---- EXTRACTED DATA
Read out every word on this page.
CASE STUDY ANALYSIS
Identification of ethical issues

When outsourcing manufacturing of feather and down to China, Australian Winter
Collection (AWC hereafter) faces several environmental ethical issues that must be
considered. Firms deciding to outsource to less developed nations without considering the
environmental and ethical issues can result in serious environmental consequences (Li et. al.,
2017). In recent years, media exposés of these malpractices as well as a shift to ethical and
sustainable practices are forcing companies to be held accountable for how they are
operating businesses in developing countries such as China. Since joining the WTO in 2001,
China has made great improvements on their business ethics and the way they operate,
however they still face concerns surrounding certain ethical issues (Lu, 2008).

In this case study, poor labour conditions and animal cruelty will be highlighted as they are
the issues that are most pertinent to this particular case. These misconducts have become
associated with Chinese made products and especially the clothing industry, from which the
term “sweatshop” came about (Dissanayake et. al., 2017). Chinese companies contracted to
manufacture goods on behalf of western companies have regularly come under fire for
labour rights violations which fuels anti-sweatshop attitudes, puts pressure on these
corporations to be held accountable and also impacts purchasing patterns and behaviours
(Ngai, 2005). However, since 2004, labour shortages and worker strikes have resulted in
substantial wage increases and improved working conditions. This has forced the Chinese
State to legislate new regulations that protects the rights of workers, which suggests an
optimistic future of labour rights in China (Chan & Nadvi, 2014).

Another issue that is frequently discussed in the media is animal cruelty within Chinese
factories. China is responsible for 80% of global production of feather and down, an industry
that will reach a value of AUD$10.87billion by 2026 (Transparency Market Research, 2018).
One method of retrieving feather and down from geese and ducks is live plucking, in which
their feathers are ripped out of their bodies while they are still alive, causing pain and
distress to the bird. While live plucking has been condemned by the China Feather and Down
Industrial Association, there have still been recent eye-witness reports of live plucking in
--------
## EXERCISE GOAL
Look over the records above and copy each line that includes the string "sweatshop".

## FINAL ANSWER
term “sweatshop” came about (Dissanayake et. al., 2017). Chinese companies contracted to
labour rights violations which fuels anti-sweatshop attitudes, puts pressure on these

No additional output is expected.